(TASK DETAILS) Find the lines holding "Precipitacion" and copy them.

(EXTRACTED INFORMATION)
────

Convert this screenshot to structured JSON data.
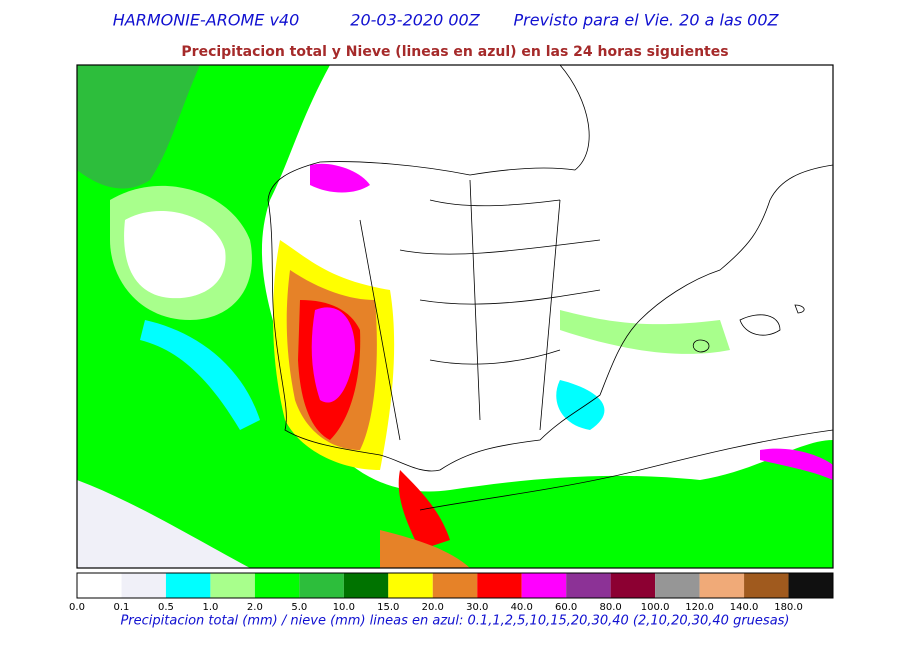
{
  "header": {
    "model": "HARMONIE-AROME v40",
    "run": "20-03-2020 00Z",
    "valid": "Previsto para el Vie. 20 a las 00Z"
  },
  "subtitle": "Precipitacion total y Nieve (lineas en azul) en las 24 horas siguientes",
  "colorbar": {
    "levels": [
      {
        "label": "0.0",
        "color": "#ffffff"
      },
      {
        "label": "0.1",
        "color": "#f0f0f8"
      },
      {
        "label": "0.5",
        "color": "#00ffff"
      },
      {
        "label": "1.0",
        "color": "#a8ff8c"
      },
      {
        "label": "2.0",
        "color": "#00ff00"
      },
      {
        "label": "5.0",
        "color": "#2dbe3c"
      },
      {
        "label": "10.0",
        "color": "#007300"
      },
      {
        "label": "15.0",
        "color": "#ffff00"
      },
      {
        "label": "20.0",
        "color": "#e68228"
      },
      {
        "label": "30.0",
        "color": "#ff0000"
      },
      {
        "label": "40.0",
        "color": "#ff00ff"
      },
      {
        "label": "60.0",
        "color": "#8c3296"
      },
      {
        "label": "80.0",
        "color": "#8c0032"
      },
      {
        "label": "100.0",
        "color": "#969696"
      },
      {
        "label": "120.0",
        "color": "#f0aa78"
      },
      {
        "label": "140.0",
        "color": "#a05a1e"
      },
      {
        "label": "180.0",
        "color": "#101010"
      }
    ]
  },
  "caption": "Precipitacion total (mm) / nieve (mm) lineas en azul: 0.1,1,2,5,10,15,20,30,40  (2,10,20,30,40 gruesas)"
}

────

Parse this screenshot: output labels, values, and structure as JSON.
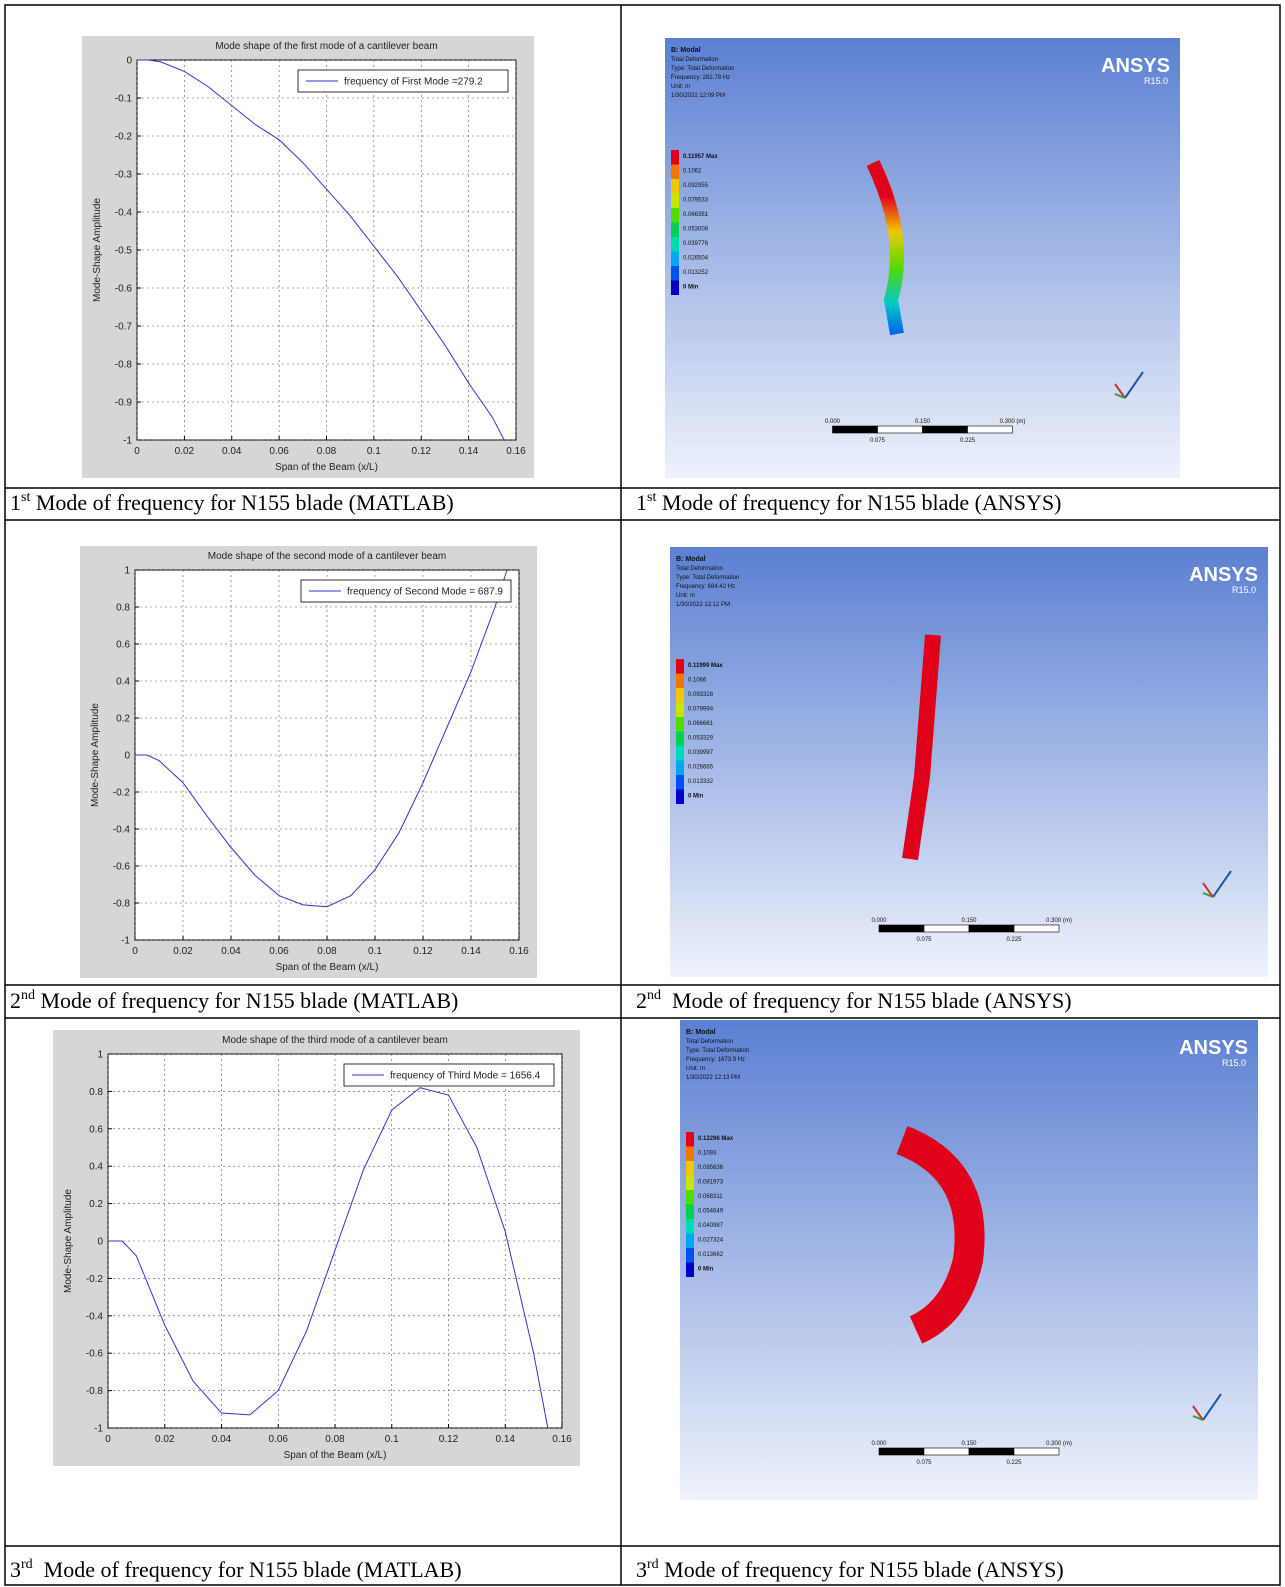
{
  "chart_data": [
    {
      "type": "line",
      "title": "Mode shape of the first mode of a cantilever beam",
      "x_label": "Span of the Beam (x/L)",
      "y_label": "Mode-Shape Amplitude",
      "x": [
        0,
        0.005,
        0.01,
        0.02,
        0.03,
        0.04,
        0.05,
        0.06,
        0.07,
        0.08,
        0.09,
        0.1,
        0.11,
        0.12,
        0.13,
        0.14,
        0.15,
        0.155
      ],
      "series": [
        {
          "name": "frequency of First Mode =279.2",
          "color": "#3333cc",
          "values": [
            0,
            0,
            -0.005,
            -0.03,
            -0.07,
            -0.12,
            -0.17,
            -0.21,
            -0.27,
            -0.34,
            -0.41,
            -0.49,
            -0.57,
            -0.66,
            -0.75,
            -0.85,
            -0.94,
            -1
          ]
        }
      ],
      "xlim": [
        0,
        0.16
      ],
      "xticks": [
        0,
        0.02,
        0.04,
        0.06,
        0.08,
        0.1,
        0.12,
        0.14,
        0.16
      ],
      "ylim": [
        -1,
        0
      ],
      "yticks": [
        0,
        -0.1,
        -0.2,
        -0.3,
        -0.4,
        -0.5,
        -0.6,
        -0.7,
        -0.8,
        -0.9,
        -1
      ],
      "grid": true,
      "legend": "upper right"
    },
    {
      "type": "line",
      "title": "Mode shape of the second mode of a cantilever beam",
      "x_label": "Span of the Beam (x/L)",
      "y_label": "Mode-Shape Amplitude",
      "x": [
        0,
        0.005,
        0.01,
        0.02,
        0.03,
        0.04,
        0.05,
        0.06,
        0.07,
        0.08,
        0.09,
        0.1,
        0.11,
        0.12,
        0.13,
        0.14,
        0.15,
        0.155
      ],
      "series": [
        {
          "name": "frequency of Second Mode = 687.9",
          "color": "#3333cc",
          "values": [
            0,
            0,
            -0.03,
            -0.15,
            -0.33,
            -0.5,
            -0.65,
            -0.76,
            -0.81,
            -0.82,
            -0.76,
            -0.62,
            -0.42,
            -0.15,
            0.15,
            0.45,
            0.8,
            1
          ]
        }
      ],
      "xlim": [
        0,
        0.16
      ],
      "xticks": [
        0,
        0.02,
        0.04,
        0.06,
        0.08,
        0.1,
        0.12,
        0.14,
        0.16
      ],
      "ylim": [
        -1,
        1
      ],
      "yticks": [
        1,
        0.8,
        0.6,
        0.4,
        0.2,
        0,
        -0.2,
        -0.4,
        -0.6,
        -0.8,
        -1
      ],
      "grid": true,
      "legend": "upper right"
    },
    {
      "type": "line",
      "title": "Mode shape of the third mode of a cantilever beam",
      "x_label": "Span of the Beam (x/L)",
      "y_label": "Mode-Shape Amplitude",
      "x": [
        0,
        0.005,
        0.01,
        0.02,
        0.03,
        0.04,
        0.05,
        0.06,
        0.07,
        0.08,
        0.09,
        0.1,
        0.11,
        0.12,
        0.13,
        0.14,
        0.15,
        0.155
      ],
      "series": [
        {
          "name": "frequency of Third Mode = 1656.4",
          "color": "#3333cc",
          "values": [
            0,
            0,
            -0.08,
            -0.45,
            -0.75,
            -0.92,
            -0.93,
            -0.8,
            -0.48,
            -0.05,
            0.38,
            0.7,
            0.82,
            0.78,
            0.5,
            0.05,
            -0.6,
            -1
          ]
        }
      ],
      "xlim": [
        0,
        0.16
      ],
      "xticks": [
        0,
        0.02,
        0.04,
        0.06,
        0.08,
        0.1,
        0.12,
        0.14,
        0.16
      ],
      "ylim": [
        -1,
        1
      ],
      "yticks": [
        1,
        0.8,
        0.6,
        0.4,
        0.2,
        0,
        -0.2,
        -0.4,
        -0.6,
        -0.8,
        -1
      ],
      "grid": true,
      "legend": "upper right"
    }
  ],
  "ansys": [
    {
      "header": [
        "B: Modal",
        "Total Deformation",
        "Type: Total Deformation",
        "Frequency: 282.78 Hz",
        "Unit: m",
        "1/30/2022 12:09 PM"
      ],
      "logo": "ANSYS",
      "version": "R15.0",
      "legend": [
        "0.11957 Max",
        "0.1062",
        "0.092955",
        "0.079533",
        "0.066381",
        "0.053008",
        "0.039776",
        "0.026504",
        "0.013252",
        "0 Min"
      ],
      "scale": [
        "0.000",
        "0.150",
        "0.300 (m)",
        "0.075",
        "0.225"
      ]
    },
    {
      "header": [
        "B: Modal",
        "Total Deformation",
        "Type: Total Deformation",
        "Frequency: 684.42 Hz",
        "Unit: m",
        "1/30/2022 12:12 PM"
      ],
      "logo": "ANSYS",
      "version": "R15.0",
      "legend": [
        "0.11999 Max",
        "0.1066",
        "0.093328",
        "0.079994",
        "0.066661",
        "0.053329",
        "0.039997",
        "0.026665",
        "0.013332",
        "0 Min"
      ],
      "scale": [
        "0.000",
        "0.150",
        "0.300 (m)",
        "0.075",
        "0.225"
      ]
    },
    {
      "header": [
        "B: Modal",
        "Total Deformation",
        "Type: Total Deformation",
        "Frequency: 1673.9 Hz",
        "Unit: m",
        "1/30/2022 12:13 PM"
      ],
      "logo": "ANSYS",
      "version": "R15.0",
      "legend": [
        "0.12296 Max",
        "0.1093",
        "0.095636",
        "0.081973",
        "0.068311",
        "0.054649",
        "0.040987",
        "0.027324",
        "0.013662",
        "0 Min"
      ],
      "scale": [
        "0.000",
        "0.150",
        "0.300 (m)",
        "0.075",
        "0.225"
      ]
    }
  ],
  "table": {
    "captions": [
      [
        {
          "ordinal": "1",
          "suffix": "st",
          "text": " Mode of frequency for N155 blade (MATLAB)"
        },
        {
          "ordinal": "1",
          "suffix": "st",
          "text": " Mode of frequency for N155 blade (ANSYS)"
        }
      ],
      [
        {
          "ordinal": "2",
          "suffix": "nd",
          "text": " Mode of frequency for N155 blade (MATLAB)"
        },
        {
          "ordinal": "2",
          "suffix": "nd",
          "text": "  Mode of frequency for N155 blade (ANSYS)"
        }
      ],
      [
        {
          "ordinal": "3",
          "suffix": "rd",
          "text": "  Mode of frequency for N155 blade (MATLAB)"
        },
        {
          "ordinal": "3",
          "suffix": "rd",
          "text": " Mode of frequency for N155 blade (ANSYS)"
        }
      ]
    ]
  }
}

────

(WRITTEN SOLUTION)
  "subtitle": "Precipitacion total y Nieve (lineas en azul) en las 24 horas siguientes",
  "caption": "Precipitacion total (mm) / nieve (mm) lineas en azul: 0.1,1,2,5,10,15,20,30,40  (2,10,20,30,40 gruesas)"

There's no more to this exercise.